STATED EXERCISE - Extract, verbatim, all lines starting at the one containing "Transcribe this image's" and ending with the final line of the listing, and no others.

SUPPLIED INFORMATION -
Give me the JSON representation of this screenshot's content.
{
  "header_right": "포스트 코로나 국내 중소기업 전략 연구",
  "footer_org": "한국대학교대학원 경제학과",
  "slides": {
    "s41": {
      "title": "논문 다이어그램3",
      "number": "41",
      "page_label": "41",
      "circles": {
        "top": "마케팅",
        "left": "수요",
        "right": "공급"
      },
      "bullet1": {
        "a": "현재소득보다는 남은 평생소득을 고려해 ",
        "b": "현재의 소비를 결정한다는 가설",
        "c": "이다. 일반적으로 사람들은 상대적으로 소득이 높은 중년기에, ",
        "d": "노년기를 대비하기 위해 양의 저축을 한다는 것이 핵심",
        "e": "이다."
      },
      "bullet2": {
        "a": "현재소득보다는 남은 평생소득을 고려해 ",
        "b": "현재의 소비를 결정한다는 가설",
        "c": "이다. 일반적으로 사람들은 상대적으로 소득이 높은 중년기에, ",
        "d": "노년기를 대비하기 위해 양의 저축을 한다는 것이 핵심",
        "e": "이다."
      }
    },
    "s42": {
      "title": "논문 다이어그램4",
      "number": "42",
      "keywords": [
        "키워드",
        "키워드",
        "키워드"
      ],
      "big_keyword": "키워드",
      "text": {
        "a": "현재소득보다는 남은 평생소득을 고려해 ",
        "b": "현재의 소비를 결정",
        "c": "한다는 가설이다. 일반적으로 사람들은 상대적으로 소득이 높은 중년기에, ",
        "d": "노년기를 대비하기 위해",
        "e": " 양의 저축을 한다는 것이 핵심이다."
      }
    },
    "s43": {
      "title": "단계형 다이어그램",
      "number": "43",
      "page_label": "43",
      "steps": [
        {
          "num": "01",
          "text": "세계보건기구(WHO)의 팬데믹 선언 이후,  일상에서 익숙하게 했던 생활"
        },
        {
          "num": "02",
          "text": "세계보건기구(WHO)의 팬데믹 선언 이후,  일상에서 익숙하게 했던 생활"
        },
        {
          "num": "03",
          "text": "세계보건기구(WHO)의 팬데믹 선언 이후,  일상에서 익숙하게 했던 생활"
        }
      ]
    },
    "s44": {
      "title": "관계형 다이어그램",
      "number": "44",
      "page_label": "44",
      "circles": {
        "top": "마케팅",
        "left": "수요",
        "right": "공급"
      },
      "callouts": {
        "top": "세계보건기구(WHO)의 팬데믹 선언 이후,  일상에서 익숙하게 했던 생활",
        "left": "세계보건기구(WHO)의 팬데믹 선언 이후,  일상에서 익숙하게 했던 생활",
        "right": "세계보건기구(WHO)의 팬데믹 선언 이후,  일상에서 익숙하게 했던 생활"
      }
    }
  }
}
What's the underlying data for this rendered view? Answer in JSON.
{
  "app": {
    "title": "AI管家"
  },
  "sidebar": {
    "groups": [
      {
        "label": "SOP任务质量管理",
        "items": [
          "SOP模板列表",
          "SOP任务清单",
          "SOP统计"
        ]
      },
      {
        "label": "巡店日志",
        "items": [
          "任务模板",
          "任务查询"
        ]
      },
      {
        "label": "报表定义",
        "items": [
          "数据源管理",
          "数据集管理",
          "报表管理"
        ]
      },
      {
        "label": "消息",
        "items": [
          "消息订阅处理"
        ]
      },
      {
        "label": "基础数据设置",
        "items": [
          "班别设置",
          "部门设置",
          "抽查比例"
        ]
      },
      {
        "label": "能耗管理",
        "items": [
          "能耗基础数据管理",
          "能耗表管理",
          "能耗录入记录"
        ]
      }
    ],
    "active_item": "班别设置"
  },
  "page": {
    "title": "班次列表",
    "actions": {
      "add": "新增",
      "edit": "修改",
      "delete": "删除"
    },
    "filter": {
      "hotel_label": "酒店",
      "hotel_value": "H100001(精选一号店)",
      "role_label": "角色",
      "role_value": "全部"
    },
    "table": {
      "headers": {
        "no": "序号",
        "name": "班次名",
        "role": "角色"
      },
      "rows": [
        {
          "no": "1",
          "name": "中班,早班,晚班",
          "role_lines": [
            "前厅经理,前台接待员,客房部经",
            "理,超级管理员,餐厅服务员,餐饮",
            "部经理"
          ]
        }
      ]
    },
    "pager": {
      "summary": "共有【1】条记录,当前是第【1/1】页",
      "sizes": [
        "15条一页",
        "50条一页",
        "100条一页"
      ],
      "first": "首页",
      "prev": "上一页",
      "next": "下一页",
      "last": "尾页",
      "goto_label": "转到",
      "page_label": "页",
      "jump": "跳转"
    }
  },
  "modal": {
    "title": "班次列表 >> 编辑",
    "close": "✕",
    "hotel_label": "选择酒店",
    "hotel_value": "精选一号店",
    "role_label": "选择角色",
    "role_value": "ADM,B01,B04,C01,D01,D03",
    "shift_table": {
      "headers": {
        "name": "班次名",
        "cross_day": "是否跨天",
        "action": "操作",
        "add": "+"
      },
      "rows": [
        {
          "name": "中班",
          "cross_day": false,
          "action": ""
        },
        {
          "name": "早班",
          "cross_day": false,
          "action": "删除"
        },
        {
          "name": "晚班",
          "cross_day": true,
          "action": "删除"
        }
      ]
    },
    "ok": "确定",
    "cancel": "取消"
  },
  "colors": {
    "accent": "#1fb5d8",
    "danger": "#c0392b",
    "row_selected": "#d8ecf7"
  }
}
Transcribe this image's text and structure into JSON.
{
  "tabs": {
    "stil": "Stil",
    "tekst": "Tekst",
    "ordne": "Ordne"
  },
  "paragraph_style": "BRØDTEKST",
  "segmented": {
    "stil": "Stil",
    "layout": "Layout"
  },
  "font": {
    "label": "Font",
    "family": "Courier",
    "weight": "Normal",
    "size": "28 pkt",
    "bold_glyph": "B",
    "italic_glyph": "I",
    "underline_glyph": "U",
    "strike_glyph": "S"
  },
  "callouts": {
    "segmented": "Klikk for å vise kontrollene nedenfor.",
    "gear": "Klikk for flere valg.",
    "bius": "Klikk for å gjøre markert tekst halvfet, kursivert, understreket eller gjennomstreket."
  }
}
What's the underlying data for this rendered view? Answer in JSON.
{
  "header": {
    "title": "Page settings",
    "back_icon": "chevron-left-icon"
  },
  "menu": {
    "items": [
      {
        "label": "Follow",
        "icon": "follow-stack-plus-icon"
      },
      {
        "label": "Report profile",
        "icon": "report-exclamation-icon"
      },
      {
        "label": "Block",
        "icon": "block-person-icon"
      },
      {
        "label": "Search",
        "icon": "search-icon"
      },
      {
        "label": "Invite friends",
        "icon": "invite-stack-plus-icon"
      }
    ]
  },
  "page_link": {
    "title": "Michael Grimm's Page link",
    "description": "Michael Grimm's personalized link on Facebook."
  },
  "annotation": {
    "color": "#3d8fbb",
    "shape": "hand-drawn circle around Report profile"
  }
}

TASK OUTPUT -
Transcribe this image's text and structure into JSON.
{
  "tabs": {
    "stil": "Stil",
    "tekst": "Tekst",
    "ordne": "Ordne"
  },
  "paragraph_style": "BRØDTEKST",
  "segmented": {
    "stil": "Stil",
    "layout": "Layout"
  },
  "font": {
    "label": "Font",
    "family": "Courier",
    "weight": "Normal",
    "size": "28 pkt",
    "bold_glyph": "B",
    "italic_glyph": "I",
    "underline_glyph": "U",
    "strike_glyph": "S"
  },
  "callouts": {
    "segmented": "Klikk for å vise kontrollene nedenfor.",
    "gear": "Klikk for flere valg.",
    "bius": "Klikk for å gjøre markert tekst halvfet, kursivert, understreket eller gjennomstreket."
  }
}
What's the underlying data for this rendered view? Answer in JSON.
{
  "header": {
    "title": "Page settings",
    "back_icon": "chevron-left-icon"
  },
  "menu": {
    "items": [
      {
        "label": "Follow",
        "icon": "follow-stack-plus-icon"
      },
      {
        "label": "Report profile",
        "icon": "report-exclamation-icon"
      },
      {
        "label": "Block",
        "icon": "block-person-icon"
      },
      {
        "label": "Search",
        "icon": "search-icon"
      },
      {
        "label": "Invite friends",
        "icon": "invite-stack-plus-icon"
      }
    ]
  },
  "page_link": {
    "title": "Michael Grimm's Page link",
    "description": "Michael Grimm's personalized link on Facebook."
  },
  "annotation": {
    "color": "#3d8fbb",
    "shape": "hand-drawn circle around Report profile"
  }
}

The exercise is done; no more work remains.